-- Start TASK DATA --
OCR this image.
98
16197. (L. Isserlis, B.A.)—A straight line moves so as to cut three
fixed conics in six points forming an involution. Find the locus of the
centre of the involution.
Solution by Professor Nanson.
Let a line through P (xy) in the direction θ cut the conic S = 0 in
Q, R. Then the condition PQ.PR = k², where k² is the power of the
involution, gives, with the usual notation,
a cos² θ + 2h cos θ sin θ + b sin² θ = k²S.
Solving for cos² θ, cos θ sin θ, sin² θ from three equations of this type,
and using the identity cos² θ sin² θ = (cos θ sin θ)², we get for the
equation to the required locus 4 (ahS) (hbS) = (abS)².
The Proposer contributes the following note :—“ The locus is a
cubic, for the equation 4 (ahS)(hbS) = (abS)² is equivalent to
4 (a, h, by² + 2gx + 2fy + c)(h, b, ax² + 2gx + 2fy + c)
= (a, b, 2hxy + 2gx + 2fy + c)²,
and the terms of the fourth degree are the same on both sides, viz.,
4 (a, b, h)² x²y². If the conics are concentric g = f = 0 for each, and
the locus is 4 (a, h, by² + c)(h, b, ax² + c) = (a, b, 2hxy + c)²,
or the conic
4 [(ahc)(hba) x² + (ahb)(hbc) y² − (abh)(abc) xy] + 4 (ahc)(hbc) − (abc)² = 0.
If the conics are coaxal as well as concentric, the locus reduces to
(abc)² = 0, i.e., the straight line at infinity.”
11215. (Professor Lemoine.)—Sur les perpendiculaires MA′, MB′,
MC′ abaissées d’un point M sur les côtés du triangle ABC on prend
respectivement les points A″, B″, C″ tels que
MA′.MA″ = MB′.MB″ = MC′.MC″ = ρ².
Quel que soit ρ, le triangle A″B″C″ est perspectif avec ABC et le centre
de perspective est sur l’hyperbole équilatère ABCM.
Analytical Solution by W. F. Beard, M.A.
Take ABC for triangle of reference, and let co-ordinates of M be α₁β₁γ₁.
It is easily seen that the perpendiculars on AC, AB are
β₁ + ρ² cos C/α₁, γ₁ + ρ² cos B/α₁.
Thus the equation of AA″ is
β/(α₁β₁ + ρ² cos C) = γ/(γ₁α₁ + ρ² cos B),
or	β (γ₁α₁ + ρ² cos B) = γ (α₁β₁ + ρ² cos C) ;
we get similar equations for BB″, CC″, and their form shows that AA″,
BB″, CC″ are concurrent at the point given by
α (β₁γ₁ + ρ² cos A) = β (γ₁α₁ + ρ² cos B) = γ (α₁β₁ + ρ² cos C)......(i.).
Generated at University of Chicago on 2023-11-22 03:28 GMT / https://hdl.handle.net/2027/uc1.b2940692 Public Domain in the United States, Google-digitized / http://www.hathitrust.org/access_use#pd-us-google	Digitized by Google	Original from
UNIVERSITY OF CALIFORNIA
-- End TASK DATA --
## TASK DETAILS
Repeat every record, exactly as written.

## EXERCISE RESPONSE
OCR this image.
98
16197. (L. Isserlis, B.A.)—A straight line moves so as to cut three
fixed conics in six points forming an involution. Find the locus of the
centre of the involution.
Solution by Professor Nanson.
Let a line through P (xy) in the direction θ cut the conic S = 0 in
Q, R. Then the condition PQ.PR = k², where k² is the power of the
involution, gives, with the usual notation,
a cos² θ + 2h cos θ sin θ + b sin² θ = k²S.
Solving for cos² θ, cos θ sin θ, sin² θ from three equations of this type,
and using the identity cos² θ sin² θ = (cos θ sin θ)², we get for the
equation to the required locus 4 (ahS) (hbS) = (abS)².
The Proposer contributes the following note :—“ The locus is a
cubic, for the equation 4 (ahS)(hbS) = (abS)² is equivalent to
4 (a, h, by² + 2gx + 2fy + c)(h, b, ax² + 2gx + 2fy + c)
= (a, b, 2hxy + 2gx + 2fy + c)²,
and the terms of the fourth degree are the same on both sides, viz.,
4 (a, b, h)² x²y². If the conics are concentric g = f = 0 for each, and
the locus is 4 (a, h, by² + c)(h, b, ax² + c) = (a, b, 2hxy + c)²,
or the conic
4 [(ahc)(hba) x² + (ahb)(hbc) y² − (abh)(abc) xy] + 4 (ahc)(hbc) − (abc)² = 0.
If the conics are coaxal as well as concentric, the locus reduces to
(abc)² = 0, i.e., the straight line at infinity.”
11215. (Professor Lemoine.)—Sur les perpendiculaires MA′, MB′,
MC′ abaissées d’un point M sur les côtés du triangle ABC on prend
respectivement les points A″, B″, C″ tels que
MA′.MA″ = MB′.MB″ = MC′.MC″ = ρ².
Quel que soit ρ, le triangle A″B″C″ est perspectif avec ABC et le centre
de perspective est sur l’hyperbole équilatère ABCM.
Analytical Solution by W. F. Beard, M.A.
Take ABC for triangle of reference, and let co-ordinates of M be α₁β₁γ₁.
It is easily seen that the perpendiculars on AC, AB are
β₁ + ρ² cos C/α₁, γ₁ + ρ² cos B/α₁.
Thus the equation of AA″ is
β/(α₁β₁ + ρ² cos C) = γ/(γ₁α₁ + ρ² cos B),
or	β (γ₁α₁ + ρ² cos B) = γ (α₁β₁ + ρ² cos C) ;
we get similar equations for BB″, CC″, and their form shows that AA″,
BB″, CC″ are concurrent at the point given by
α (β₁γ₁ + ρ² cos A) = β (γ₁α₁ + ρ² cos B) = γ (α₁β₁ + ρ² cos C)......(i.).
Generated at University of Chicago on 2023-11-22 03:28 GMT / https://hdl.handle.net/2027/uc1.b2940692 Public Domain in the United States, Google-digitized / http://www.hathitrust.org/access_use#pd-us-google	Digitized by Google	Original from
UNIVERSITY OF CALIFORNIA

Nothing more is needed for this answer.